_THE EXERCISE_
Look for the string "Global" in the lines and copy each line that has it.

Records from a collection of figures
╭──
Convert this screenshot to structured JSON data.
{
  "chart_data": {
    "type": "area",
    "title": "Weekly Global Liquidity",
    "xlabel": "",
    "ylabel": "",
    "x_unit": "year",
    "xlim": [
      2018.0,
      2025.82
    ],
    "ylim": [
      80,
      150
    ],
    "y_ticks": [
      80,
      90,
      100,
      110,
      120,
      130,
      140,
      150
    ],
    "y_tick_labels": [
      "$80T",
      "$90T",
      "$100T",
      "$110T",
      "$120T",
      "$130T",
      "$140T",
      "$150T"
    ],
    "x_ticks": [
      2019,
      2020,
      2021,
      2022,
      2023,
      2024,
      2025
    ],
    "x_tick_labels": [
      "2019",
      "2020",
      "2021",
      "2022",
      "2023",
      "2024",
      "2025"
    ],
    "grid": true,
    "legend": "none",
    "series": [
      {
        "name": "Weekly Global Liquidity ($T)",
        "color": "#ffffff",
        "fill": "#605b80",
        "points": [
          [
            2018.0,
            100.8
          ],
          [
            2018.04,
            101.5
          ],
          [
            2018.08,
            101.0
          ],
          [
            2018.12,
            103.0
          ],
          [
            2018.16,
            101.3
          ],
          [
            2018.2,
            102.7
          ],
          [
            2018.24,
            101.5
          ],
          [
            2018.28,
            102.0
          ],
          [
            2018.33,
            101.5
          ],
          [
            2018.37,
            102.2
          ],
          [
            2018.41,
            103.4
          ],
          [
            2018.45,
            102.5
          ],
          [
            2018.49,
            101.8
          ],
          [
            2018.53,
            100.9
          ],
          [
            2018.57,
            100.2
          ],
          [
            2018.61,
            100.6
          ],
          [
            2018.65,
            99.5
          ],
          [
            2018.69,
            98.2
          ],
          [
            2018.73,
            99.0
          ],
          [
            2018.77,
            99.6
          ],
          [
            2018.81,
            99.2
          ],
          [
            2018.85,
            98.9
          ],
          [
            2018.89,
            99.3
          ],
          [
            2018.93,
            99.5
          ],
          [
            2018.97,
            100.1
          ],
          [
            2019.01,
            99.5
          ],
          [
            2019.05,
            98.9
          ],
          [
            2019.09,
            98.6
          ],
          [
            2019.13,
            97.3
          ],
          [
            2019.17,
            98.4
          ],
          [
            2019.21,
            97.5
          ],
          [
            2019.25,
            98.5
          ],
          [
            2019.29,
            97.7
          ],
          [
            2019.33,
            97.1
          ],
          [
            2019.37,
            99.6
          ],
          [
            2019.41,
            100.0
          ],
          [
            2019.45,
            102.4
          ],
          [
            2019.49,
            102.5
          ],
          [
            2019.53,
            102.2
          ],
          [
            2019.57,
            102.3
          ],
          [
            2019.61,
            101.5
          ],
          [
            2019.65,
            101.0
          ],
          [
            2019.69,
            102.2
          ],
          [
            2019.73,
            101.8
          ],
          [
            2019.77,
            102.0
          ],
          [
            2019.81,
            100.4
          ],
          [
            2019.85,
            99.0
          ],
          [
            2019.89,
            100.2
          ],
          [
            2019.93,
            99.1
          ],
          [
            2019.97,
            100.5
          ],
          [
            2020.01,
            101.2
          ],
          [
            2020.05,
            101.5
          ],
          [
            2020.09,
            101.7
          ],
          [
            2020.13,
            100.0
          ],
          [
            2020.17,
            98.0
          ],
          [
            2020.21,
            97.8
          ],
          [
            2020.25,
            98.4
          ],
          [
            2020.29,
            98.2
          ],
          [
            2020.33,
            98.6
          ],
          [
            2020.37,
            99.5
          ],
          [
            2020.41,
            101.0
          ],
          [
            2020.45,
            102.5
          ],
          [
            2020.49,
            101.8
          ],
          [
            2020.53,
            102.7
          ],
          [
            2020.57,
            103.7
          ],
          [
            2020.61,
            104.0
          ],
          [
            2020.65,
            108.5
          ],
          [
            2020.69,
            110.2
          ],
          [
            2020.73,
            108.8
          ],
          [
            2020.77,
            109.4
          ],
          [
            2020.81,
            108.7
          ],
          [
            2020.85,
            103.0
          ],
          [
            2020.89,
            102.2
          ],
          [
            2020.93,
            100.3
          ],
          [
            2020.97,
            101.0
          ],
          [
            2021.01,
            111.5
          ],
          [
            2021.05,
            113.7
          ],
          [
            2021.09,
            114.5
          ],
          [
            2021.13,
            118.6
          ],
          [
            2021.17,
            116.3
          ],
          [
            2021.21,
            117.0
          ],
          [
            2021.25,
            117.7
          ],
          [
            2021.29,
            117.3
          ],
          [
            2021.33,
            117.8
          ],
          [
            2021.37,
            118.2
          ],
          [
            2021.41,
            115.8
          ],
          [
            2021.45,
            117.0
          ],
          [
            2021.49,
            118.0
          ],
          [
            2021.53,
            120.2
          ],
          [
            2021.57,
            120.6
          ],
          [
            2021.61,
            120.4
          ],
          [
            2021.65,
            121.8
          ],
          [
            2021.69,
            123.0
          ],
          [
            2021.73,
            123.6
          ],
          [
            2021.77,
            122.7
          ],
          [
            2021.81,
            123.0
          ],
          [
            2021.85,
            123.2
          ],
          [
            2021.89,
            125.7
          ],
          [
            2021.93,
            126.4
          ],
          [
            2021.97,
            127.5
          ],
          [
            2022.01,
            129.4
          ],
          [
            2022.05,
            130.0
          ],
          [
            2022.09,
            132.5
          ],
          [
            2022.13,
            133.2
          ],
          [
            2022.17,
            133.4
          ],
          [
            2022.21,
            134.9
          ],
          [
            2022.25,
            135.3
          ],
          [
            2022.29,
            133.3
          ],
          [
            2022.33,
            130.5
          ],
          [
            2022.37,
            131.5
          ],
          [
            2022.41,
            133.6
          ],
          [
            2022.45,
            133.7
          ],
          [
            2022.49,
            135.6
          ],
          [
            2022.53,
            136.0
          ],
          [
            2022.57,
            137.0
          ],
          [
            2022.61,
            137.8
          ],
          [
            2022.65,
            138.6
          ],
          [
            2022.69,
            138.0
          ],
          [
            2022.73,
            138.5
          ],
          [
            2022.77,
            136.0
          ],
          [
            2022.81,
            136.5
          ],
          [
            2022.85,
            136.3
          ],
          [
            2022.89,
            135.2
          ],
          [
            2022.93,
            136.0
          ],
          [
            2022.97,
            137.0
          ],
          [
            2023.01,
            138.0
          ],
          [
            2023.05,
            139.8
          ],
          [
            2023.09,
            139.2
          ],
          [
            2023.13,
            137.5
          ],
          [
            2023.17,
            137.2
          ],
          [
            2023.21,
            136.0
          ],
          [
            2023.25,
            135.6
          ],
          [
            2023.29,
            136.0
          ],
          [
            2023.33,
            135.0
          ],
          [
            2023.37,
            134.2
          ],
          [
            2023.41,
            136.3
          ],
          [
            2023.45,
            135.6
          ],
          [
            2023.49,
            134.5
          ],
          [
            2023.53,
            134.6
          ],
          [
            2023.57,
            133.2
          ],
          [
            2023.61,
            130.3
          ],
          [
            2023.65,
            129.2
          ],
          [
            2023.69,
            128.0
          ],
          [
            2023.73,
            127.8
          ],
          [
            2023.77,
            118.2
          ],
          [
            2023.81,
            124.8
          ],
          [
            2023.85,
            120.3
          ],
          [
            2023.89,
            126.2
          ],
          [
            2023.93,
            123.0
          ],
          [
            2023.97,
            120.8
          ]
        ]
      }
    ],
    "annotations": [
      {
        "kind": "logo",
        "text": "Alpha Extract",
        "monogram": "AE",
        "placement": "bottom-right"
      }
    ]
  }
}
╰──
_RESPONSE BELOW_
    "title": "Weekly Global Liquidity",
        "name": "Weekly Global Liquidity ($T)",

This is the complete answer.